═══ Data records

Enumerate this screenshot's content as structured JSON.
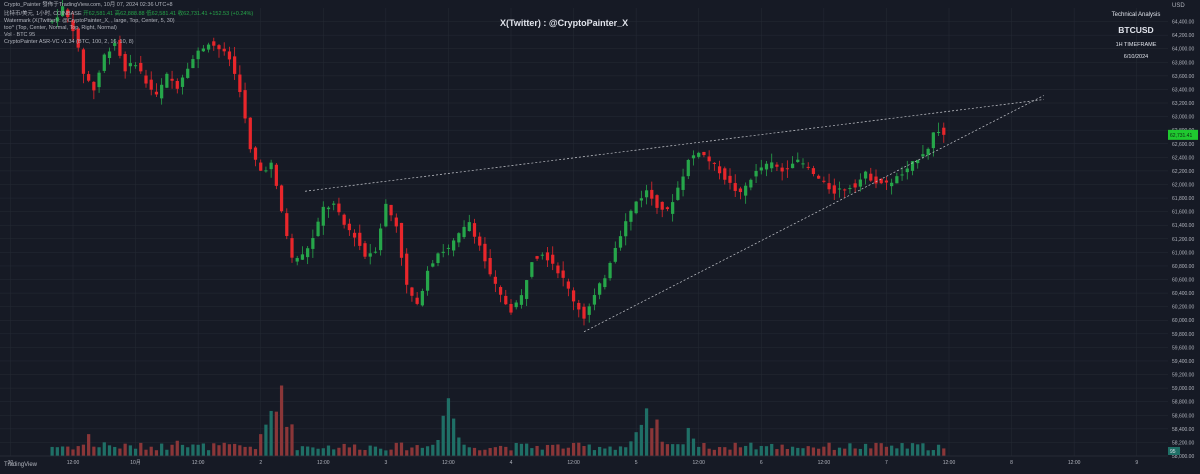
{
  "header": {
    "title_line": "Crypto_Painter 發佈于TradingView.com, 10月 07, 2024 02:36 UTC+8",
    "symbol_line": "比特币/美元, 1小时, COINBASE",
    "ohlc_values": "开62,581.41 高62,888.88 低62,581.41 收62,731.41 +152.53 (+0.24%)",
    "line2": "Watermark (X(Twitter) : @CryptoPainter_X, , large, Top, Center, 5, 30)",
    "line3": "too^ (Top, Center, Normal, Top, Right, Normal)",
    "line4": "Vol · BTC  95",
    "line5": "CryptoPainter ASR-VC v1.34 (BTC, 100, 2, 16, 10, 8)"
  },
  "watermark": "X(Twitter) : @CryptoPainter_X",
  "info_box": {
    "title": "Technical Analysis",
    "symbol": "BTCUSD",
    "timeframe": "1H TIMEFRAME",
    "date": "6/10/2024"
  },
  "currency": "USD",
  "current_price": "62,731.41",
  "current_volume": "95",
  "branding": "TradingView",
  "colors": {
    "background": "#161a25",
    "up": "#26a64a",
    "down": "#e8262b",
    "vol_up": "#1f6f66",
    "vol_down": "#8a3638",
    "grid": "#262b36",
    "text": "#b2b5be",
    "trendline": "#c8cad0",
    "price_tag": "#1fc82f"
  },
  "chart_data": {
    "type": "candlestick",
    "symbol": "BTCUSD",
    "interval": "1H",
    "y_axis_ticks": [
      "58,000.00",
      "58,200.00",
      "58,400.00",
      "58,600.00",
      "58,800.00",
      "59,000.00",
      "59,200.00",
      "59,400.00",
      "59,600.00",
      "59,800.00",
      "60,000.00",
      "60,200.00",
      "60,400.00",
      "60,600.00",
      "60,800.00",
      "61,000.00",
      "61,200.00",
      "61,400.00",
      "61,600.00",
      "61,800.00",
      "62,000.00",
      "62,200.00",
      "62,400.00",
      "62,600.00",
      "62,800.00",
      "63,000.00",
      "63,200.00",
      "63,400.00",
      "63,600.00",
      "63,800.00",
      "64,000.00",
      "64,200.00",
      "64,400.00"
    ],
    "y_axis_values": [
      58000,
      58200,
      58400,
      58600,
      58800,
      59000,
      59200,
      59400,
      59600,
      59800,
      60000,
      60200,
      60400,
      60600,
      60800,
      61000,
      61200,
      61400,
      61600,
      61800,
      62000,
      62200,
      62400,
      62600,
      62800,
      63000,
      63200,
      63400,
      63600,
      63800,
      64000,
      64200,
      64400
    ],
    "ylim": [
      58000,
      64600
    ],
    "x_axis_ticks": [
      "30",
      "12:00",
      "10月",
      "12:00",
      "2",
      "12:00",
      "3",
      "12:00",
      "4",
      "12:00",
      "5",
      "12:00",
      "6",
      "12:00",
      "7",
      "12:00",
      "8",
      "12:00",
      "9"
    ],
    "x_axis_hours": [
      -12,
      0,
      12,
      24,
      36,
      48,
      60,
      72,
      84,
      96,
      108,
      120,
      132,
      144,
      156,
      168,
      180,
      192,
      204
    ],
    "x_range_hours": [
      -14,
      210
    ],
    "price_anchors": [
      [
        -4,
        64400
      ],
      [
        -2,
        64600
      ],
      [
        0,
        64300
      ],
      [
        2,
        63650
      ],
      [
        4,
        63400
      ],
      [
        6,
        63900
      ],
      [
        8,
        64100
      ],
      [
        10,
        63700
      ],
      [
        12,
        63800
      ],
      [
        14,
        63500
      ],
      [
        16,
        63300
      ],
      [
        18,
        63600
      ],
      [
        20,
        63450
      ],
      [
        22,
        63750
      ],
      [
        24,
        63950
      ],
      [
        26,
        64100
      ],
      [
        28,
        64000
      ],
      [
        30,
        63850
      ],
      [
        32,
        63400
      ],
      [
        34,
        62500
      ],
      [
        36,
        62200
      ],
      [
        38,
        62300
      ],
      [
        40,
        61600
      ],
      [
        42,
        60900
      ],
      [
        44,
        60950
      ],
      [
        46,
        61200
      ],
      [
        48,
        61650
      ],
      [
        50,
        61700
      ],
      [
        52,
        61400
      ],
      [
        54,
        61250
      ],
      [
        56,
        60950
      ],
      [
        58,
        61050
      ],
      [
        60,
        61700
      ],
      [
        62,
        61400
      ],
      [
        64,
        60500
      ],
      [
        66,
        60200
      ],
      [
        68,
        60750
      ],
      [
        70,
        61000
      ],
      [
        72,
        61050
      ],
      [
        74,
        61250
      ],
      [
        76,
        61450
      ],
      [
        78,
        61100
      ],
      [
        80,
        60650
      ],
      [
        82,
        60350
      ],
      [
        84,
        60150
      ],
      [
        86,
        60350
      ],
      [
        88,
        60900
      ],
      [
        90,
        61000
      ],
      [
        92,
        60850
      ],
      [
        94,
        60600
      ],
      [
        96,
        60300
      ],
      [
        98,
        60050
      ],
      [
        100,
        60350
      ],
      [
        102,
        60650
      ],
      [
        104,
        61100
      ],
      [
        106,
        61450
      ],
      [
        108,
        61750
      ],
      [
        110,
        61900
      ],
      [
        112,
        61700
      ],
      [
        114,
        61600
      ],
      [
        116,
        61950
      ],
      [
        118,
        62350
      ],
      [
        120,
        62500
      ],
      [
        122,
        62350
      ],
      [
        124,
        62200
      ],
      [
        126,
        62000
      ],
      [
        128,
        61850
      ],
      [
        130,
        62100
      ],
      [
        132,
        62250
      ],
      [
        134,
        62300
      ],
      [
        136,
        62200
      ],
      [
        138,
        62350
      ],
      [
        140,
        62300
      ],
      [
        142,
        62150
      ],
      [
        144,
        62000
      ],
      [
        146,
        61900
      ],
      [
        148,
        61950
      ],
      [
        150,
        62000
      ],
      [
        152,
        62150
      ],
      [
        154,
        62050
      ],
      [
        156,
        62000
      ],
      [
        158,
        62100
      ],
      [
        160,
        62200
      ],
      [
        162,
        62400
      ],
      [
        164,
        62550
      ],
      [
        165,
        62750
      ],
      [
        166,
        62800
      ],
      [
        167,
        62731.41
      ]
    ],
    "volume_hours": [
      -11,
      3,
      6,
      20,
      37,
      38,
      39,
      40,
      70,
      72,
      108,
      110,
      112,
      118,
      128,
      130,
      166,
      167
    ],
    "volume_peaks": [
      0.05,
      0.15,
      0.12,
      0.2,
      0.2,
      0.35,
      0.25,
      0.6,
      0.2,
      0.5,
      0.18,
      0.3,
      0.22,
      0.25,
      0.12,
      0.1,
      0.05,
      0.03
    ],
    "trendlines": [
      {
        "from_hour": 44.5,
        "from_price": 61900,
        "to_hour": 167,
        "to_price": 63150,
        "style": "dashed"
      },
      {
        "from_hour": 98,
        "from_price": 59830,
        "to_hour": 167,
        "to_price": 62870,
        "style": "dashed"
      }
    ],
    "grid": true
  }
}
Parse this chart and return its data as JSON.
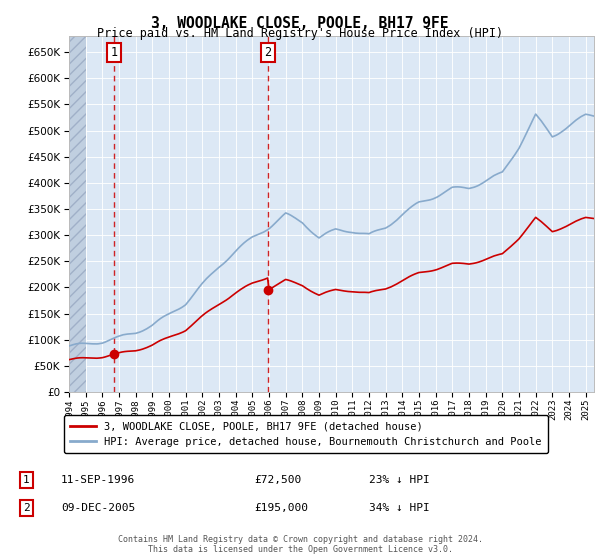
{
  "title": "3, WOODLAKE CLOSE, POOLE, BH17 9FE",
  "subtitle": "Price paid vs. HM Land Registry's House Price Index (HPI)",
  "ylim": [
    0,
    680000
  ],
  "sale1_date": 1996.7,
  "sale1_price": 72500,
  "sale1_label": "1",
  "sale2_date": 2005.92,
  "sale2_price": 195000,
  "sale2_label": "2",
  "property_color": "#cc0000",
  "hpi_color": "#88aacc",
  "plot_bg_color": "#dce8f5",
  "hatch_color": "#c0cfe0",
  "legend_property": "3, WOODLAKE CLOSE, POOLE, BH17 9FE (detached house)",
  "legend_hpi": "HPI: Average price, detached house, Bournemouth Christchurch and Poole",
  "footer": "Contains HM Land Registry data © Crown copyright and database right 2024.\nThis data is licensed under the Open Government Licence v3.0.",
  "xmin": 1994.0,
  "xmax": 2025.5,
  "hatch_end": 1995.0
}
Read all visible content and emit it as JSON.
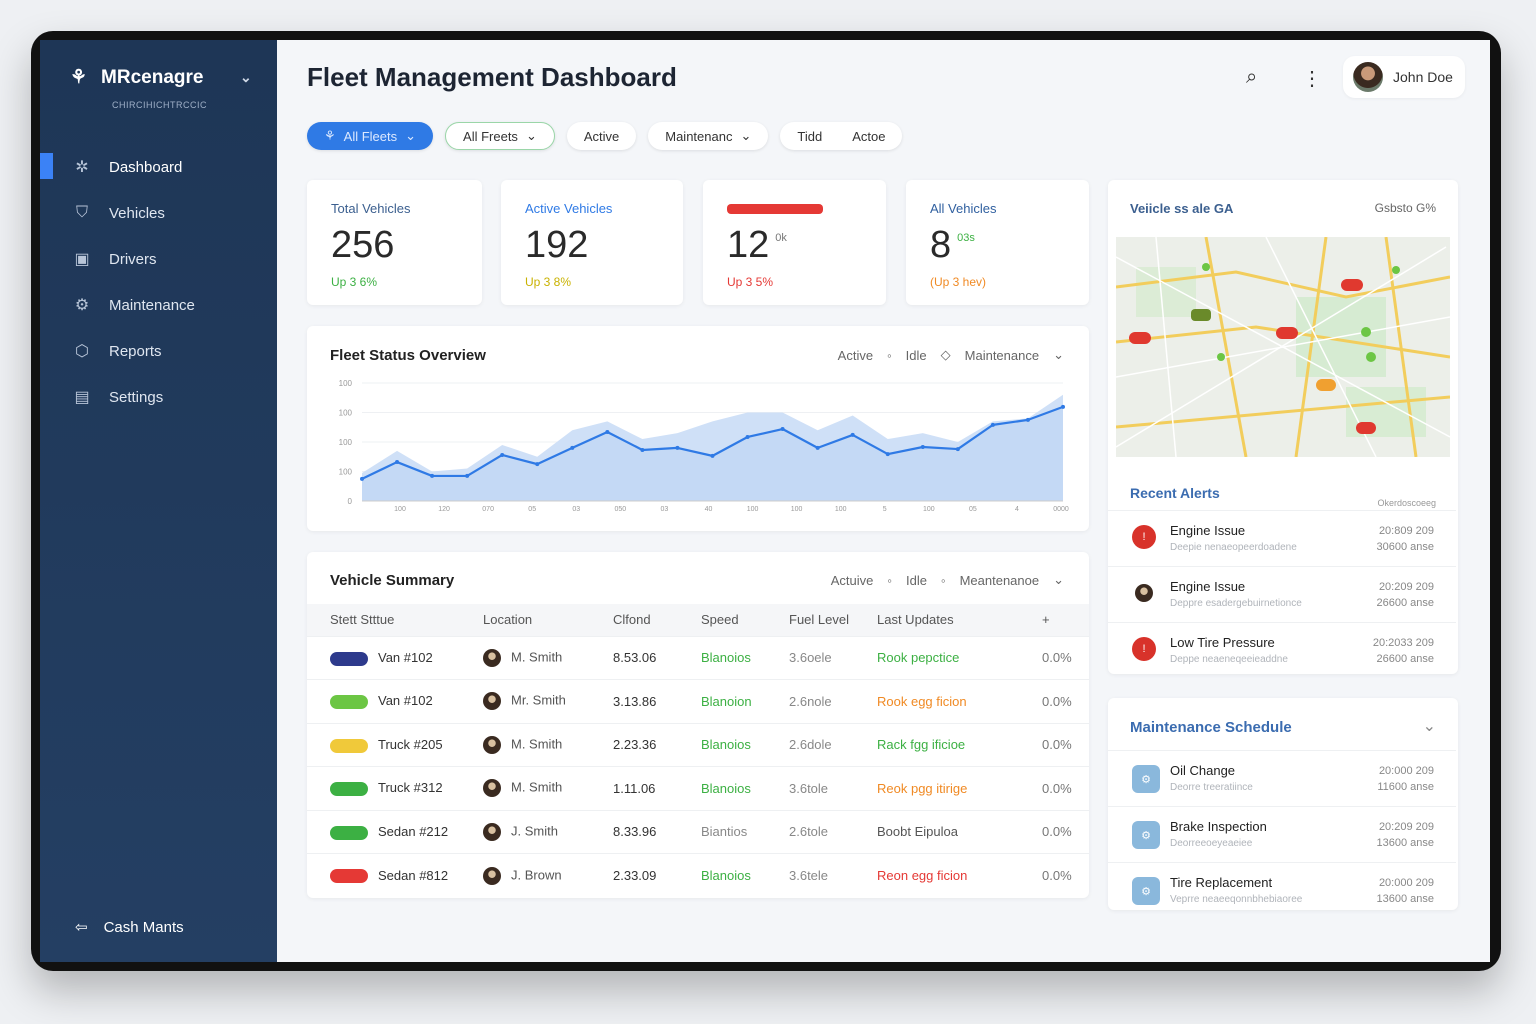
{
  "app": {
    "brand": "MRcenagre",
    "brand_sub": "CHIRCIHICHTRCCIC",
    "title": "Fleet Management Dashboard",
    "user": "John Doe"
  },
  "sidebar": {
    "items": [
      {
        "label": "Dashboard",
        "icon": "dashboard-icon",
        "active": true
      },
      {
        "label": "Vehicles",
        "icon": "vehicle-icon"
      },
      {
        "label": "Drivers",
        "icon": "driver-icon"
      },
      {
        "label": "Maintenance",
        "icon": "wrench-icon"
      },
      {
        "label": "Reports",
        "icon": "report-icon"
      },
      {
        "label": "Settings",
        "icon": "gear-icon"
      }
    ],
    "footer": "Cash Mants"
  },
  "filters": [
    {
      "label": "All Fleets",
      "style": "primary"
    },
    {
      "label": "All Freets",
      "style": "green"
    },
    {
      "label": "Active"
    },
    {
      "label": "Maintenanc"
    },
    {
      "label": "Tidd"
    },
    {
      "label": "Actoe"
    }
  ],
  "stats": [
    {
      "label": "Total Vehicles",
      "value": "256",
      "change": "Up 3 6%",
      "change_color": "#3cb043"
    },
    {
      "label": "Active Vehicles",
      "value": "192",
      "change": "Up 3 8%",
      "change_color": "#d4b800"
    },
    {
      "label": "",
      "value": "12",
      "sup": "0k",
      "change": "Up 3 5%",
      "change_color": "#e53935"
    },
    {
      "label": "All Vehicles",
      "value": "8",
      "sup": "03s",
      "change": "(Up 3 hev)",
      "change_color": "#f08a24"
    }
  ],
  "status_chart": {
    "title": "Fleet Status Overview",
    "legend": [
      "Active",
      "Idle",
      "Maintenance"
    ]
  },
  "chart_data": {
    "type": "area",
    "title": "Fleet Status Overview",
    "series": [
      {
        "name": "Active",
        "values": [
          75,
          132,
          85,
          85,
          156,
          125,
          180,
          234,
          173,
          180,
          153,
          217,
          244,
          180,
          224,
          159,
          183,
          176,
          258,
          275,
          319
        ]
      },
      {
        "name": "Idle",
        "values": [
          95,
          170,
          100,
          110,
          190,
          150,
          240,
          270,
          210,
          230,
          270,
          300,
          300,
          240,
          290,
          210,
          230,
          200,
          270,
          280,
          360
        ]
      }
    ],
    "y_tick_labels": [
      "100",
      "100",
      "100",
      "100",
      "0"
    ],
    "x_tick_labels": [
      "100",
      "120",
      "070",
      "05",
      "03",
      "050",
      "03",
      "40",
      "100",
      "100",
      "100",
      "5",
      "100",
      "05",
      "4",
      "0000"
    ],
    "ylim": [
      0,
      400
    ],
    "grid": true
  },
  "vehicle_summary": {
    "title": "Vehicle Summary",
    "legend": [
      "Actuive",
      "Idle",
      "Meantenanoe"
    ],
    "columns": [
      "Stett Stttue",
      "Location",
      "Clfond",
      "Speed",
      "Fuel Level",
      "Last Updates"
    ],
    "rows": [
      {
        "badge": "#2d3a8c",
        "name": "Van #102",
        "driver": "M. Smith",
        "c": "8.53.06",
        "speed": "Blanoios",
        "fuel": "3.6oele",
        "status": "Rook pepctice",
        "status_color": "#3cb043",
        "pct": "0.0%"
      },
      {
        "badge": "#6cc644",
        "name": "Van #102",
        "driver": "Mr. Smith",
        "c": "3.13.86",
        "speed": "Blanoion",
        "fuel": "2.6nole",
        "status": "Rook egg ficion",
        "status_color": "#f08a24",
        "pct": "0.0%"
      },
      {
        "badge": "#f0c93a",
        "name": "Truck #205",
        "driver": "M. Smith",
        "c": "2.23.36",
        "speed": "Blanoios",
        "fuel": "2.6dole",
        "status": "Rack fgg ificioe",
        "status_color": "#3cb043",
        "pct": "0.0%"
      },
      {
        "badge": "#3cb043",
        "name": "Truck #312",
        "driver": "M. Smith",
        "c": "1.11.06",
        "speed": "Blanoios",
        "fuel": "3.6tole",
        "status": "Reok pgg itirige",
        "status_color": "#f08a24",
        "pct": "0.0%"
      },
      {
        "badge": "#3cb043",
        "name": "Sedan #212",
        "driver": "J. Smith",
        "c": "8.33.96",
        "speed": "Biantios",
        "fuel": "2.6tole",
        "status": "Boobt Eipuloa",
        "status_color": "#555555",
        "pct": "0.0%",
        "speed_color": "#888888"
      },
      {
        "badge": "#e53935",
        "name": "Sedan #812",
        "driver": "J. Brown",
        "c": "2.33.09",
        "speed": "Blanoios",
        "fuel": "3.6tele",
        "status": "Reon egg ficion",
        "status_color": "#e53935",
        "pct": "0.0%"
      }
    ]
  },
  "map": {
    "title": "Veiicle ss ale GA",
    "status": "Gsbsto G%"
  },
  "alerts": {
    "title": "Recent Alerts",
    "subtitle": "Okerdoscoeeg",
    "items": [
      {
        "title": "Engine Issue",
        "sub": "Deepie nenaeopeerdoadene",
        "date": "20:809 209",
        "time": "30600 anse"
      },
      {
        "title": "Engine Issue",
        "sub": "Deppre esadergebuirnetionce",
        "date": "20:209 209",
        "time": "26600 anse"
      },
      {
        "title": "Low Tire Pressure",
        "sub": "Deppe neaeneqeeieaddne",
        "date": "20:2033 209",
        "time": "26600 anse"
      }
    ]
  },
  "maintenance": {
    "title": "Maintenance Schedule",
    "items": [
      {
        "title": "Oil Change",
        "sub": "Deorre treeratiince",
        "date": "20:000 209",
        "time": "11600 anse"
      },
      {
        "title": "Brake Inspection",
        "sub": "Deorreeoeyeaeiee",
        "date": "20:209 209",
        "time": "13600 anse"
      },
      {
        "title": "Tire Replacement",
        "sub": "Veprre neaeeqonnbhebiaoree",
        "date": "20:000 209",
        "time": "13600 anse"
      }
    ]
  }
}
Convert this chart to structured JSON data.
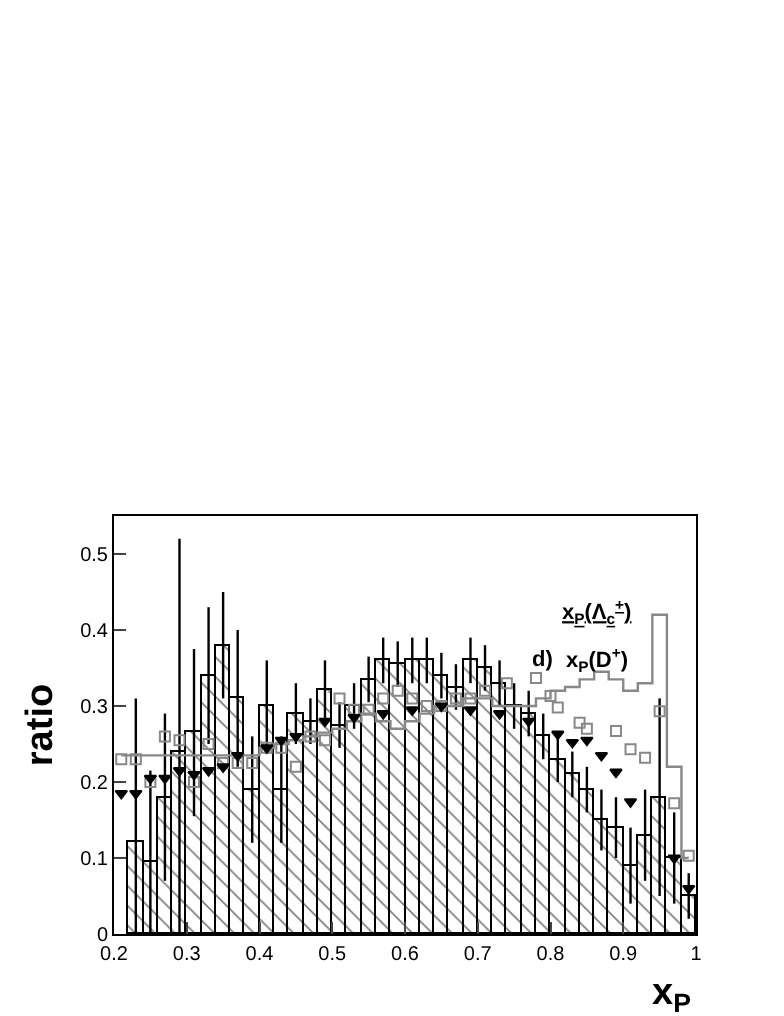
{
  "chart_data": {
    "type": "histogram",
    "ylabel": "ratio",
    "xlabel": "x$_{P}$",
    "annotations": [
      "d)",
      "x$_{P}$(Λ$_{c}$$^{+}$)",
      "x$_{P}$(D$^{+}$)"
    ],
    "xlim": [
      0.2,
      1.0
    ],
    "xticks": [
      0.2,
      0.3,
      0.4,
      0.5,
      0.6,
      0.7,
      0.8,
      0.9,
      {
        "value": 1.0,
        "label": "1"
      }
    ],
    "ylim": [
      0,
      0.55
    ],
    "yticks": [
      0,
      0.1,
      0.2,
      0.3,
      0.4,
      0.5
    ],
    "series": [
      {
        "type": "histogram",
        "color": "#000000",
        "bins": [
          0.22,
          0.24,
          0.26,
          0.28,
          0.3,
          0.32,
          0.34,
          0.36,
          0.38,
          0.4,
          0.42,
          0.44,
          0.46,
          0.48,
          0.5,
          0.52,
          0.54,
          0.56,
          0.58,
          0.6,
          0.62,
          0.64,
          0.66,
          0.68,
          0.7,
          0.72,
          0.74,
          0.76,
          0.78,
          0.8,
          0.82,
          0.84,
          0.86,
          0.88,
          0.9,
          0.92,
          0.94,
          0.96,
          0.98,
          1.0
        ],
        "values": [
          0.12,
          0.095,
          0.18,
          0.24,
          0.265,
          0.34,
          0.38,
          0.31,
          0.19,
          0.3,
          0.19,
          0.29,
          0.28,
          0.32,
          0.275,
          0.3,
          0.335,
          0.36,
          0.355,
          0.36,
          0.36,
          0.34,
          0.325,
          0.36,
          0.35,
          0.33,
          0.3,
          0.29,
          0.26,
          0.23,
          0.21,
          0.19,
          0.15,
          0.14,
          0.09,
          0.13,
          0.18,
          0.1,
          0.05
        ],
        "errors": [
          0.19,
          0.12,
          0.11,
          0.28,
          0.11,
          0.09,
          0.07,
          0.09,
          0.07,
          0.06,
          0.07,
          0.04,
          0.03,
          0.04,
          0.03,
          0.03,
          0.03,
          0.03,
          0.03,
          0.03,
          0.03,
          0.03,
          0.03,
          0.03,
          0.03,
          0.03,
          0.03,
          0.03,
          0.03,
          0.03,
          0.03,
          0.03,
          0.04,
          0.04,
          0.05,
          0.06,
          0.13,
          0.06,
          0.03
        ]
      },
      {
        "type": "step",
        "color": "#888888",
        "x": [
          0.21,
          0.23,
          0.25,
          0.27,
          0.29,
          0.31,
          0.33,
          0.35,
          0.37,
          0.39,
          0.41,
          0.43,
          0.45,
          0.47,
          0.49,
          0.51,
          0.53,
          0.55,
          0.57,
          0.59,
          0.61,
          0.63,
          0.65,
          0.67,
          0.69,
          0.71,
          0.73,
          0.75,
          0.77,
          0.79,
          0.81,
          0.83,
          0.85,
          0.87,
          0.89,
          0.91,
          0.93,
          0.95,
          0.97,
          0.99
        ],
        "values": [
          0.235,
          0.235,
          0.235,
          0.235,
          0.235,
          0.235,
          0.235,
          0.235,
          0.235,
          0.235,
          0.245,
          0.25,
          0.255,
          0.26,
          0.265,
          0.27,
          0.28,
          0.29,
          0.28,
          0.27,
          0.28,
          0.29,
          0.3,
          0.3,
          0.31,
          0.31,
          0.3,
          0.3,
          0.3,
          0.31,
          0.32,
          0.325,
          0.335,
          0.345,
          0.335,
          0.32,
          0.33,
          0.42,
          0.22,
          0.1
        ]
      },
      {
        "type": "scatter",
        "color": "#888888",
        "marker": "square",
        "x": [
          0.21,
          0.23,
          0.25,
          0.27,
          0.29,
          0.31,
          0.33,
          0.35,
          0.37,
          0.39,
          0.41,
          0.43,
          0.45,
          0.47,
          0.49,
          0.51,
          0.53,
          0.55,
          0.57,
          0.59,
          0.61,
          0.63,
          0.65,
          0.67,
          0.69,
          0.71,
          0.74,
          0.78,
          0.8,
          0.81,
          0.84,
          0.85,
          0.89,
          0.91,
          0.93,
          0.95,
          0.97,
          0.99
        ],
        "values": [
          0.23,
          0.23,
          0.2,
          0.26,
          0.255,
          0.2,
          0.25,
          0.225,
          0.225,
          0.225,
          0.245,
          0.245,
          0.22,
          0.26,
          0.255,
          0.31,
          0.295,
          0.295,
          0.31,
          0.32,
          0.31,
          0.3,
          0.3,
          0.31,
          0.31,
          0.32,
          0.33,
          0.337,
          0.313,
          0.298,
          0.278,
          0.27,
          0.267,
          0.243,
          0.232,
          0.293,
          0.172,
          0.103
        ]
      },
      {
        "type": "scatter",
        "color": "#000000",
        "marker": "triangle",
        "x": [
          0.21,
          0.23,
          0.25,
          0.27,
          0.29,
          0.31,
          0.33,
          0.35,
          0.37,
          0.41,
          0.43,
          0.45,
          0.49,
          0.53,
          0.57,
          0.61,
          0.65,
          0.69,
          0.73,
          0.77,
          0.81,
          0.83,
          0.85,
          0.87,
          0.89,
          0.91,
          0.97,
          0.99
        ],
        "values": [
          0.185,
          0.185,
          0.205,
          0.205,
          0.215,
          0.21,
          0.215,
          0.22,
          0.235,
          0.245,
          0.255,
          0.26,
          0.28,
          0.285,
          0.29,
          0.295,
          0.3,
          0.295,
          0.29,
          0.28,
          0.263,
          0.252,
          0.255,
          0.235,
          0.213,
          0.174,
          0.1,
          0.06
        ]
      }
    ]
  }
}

══════

▶ **Problem statement**: List all lines above in which the string "WOODLAKE" appears.

▶ **Result of this task**:
  "title": "3, WOODLAKE CLOSE, POOLE, BH17 9FE",
  "legend_property": "3, WOODLAKE CLOSE, POOLE, BH17 9FE (detached house)",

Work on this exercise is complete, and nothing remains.